● Exercise description: The required result is the number of lines below that hold the word "every", stated without anything else.
Source records START
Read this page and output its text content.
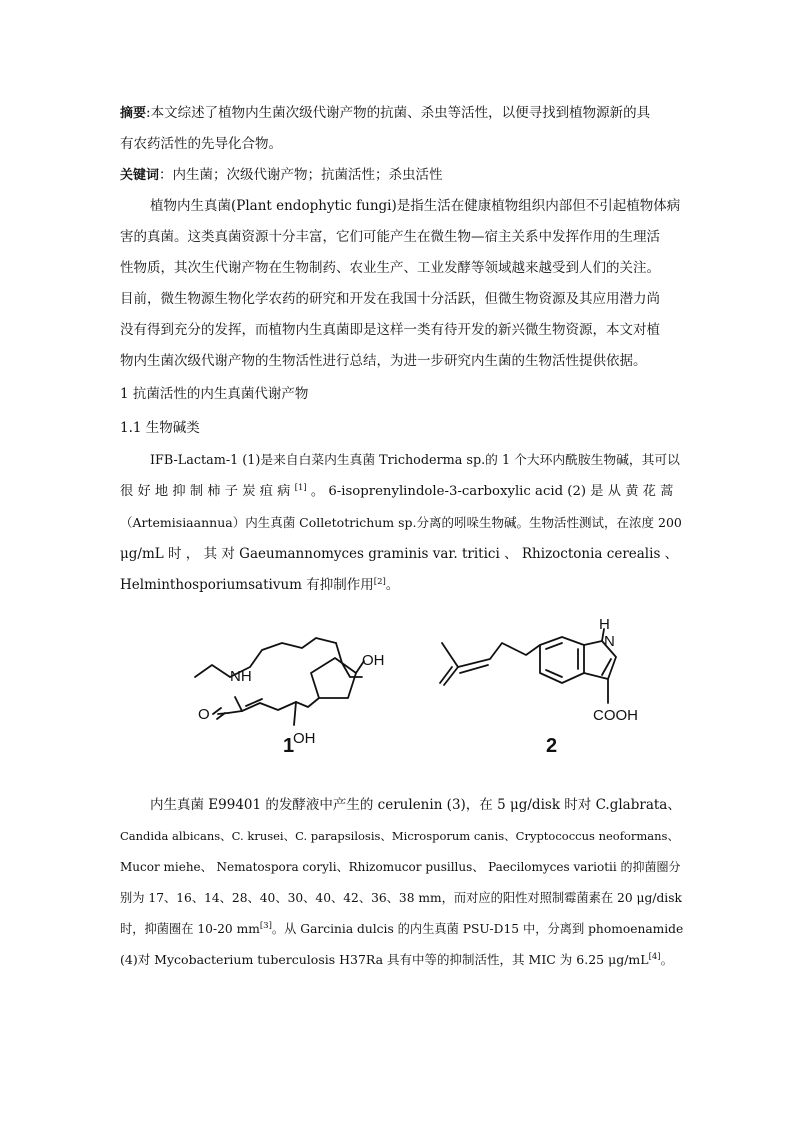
摘要:本文综述了植物内生菌次级代谢产物的抗菌、杀虫等活性，以便寻找到植物源新的具
有农药活性的先导化合物。
关键词：内生菌；次级代谢产物；抗菌活性；杀虫活性
植物内生真菌(Plant endophytic fungi)是指生活在健康植物组织内部但不引起植物体病
害的真菌。这类真菌资源十分丰富，它们可能产生在微生物—宿主关系中发挥作用的生理活
性物质，其次生代谢产物在生物制药、农业生产、工业发酵等领域越来越受到人们的关注。
目前，微生物源生物化学农药的研究和开发在我国十分活跃，但微生物资源及其应用潜力尚
没有得到充分的发挥，而植物内生真菌即是这样一类有待开发的新兴微生物资源，本文对植
物内生菌次级代谢产物的生物活性进行总结，为进一步研究内生菌的生物活性提供依据。
1 抗菌活性的内生真菌代谢产物
1.1 生物碱类
IFB-Lactam-1 (1)是来自白菜内生真菌 Trichoderma sp.的 1 个大环内酰胺生物碱，其可以
很 好 地 抑 制 柿 子 炭 疽 病 [1] 。 6-isoprenylindole-3-carboxylic acid (2) 是 从 黄 花 蒿
（Artemisiaannua）内生真菌 Colletotrichum sp.分离的吲哚生物碱。生物活性测试，在浓度 200
μg/mL 时 ， 其 对 Gaeumannomyces graminis var. tritici 、 Rhizoctonia cerealis 、
Helminthosporiumsativum 有抑制作用[2]。
NH
OH
OH
O
N
H
COOH
1	2
内生真菌 E99401 的发酵液中产生的 cerulenin (3)，在 5 μg/disk 时对 C.glabrata、
Candida albicans、C. krusei、C. parapsilosis、Microsporum canis、Cryptococcus neoformans、
Mucor miehe、 Nematospora coryli、Rhizomucor pusillus、 Paecilomyces variotii 的抑菌圈分
别为 17、16、14、28、40、30、40、42、36、38 mm，而对应的阳性对照制霉菌素在 20 μg/disk
时，抑菌圈在 10-20 mm[3]。从 Garcinia dulcis 的内生真菌 PSU-D15 中，分离到 phomoenamide
(4)对 Mycobacterium tuberculosis H37Ra 具有中等的抑制活性，其 MIC 为 6.25 μg/mL[4]。
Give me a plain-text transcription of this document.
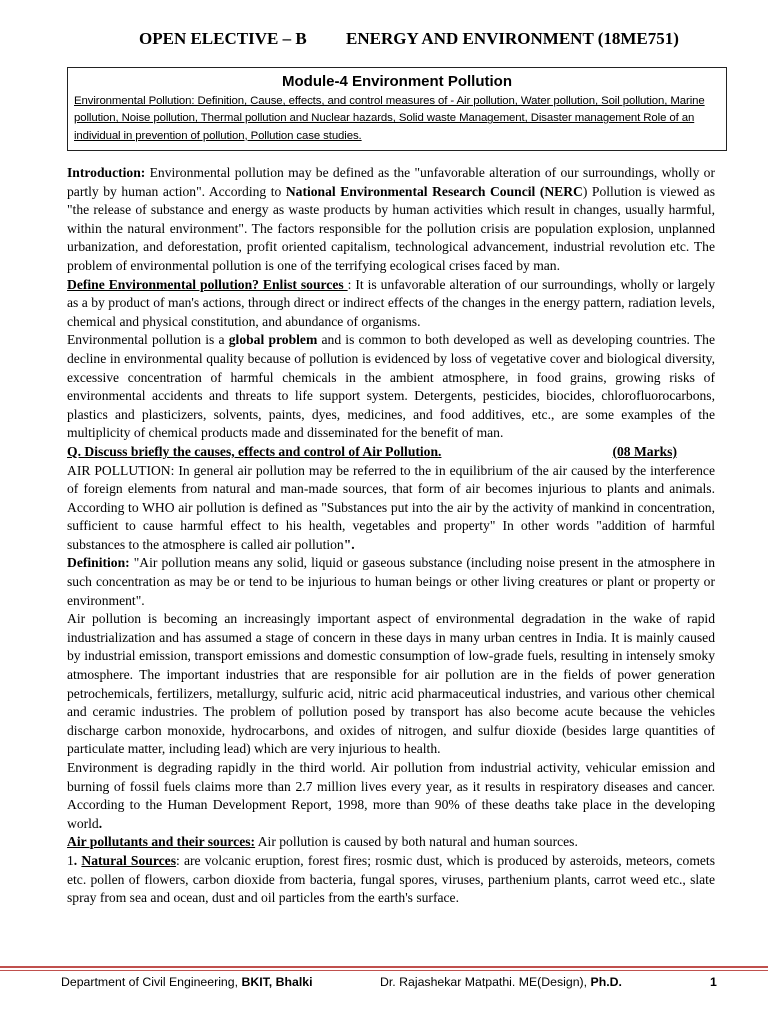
OPEN ELECTIVE – B ENERGY AND ENVIRONMENT (18ME751)
Module-4 Environment Pollution
Environmental Pollution: Definition, Cause, effects, and control measures of - Air pollution, Water pollution, Soil pollution, Marine pollution, Noise pollution, Thermal pollution and Nuclear hazards, Solid waste Management, Disaster management Role of an individual in prevention of pollution, Pollution case studies.

Introduction: Environmental pollution may be defined as the "unfavorable alteration of our surroundings, wholly or partly by human action". According to National Environmental Research Council (NERC) Pollution is viewed as "the release of substance and energy as waste products by human activities which result in changes, usually harmful, within the natural environment". The factors responsible for the pollution crisis are population explosion, unplanned urbanization, and deforestation, profit oriented capitalism, technological advancement, industrial revolution etc. The problem of environmental pollution is one of the terrifying ecological crises faced by man.

Define Environmental pollution? Enlist sources : It is unfavorable alteration of our surroundings, wholly or largely as a by product of man's actions, through direct or indirect effects of the changes in the energy pattern, radiation levels, chemical and physical constitution, and abundance of organisms.

Environmental pollution is a global problem and is common to both developed as well as developing countries. The decline in environmental quality because of pollution is evidenced by loss of vegetative cover and biological diversity, excessive concentration of harmful chemicals in the ambient atmosphere, in food grains, growing risks of environmental accidents and threats to life support system. Detergents, pesticides, biocides, chlorofluorocarbons, plastics and plasticizers, solvents, paints, dyes, medicines, and food additives, etc., are some examples of the multiplicity of chemical products made and disseminated for the benefit of man.

Q. Discuss briefly the causes, effects and control of Air Pollution.	(08 Marks)

AIR POLLUTION: In general air pollution may be referred to the in equilibrium of the air caused by the interference of foreign elements from natural and man-made sources, that form of air becomes injurious to plants and animals. According to WHO air pollution is defined as "Substances put into the air by the activity of mankind in concentration, sufficient to cause harmful effect to his health, vegetables and property" In other words "addition of harmful substances to the atmosphere is called air pollution".

Definition: "Air pollution means any solid, liquid or gaseous substance (including noise present in the atmosphere in such concentration as may be or tend to be injurious to human beings or other living creatures or plant or property or environment".

Air pollution is becoming an increasingly important aspect of environmental degradation in the wake of rapid industrialization and has assumed a stage of concern in these days in many urban centres in India. It is mainly caused by industrial emission, transport emissions and domestic consumption of low-grade fuels, resulting in intensely smoky atmosphere. The important industries that are responsible for air pollution are in the fields of power generation petrochemicals, fertilizers, metallurgy, sulfuric acid, nitric acid pharmaceutical industries, and various other chemical and ceramic industries. The problem of pollution posed by transport has also become acute because the vehicles discharge carbon monoxide, hydrocarbons, and oxides of nitrogen, and sulfur dioxide (besides large quantities of particulate matter, including lead) which are very injurious to health.

Environment is degrading rapidly in the third world. Air pollution from industrial activity, vehicular emission and burning of fossil fuels claims more than 2.7 million lives every year, as it results in respiratory diseases and cancer. According to the Human Development Report, 1998, more than 90% of these deaths take place in the developing world.

Air pollutants and their sources: Air pollution is caused by both natural and human sources.

1. Natural Sources: are volcanic eruption, forest fires; rosmic dust, which is produced by asteroids, meteors, comets etc. pollen of flowers, carbon dioxide from bacteria, fungal spores, viruses, parthenium plants, carrot weed etc., slate spray from sea and ocean, dust and oil particles from the earth's surface.

Department of Civil Engineering, BKIT, Bhalki	Dr. Rajashekar Matpathi. ME(Design), Ph.D.	1
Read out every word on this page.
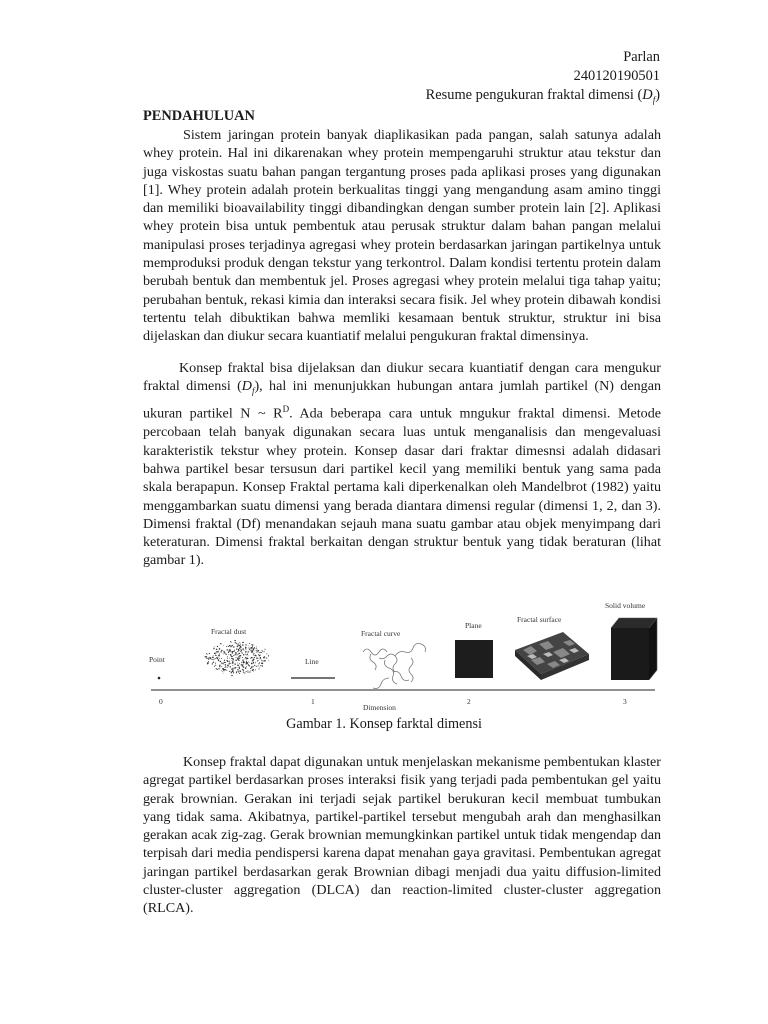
Parlan
240120190501
Resume pengukuran fraktal dimensi $(D_f)$
PENDAHULUAN

Sistem jaringan protein banyak diaplikasikan pada pangan, salah satunya adalah whey protein. Hal ini dikarenakan whey protein mempengaruhi struktur atau tekstur dan juga viskostas suatu bahan pangan tergantung proses pada aplikasi proses yang digunakan [1]. Whey protein adalah protein berkualitas tinggi yang mengandung asam amino tinggi dan memiliki bioavailability tinggi dibandingkan dengan sumber protein lain [2]. Aplikasi whey protein bisa untuk pembentuk atau perusak struktur dalam bahan pangan melalui manipulasi proses terjadinya agregasi whey protein berdasarkan jaringan partikelnya untuk memproduksi produk dengan tekstur yang terkontrol. Dalam kondisi tertentu protein dalam berubah bentuk dan membentuk jel. Proses agregasi whey protein melalui tiga tahap yaitu; perubahan bentuk, rekasi kimia dan interaksi secara fisik. Jel whey protein dibawah kondisi tertentu telah dibuktikan bahwa memliki kesamaan bentuk struktur, struktur ini bisa dijelaskan dan diukur secara kuantiatif melalui pengukuran fraktal dimensinya.

Konsep fraktal bisa dijelaksan dan diukur secara kuantiatif dengan cara mengukur fraktal dimensi $(D_f)$, hal ini menunjukkan hubungan antara jumlah partikel (N) dengan ukuran partikel N ~ $R^D$. Ada beberapa cara untuk mngukur fraktal dimensi. Metode percobaan telah banyak digunakan secara luas untuk menganalisis dan mengevaluasi karakteristik tekstur whey protein. Konsep dasar dari fraktar dimesnsi adalah didasari bahwa partikel besar tersusun dari partikel kecil yang memiliki bentuk yang sama pada skala berapapun. Konsep Fraktal pertama kali diperkenalkan oleh Mandelbrot (1982) yaitu menggambarkan suatu dimensi yang berada diantara dimensi regular (dimensi 1, 2, dan 3). Dimensi fraktal (Df) menandakan sejauh mana suatu gambar atau objek menyimpang dari keteraturan. Dimensi fraktal berkaitan dengan struktur bentuk yang tidak beraturan (lihat gambar 1).

0	1	2	3
Dimension
Point
Fractal dust
Line
Fractal curve
Plane
Fractal surface
Solid volume
Gambar 1. Konsep farktal dimensi

Konsep fraktal dapat digunakan untuk menjelaskan mekanisme pembentukan klaster agregat partikel berdasarkan proses interaksi fisik yang terjadi pada pembentukan gel yaitu gerak brownian. Gerakan ini terjadi sejak partikel berukuran kecil membuat tumbukan yang tidak sama. Akibatnya, partikel-partikel tersebut mengubah arah dan menghasilkan gerakan acak zig-zag. Gerak brownian memungkinkan partikel untuk tidak mengendap dan terpisah dari media pendispersi karena dapat menahan gaya gravitasi. Pembentukan agregat jaringan partikel berdasarkan gerak Brownian dibagi menjadi dua yaitu diffusion-limited cluster-cluster aggregation (DLCA) dan reaction-limited cluster-cluster aggregation (RLCA).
Source records END
● Task response: 2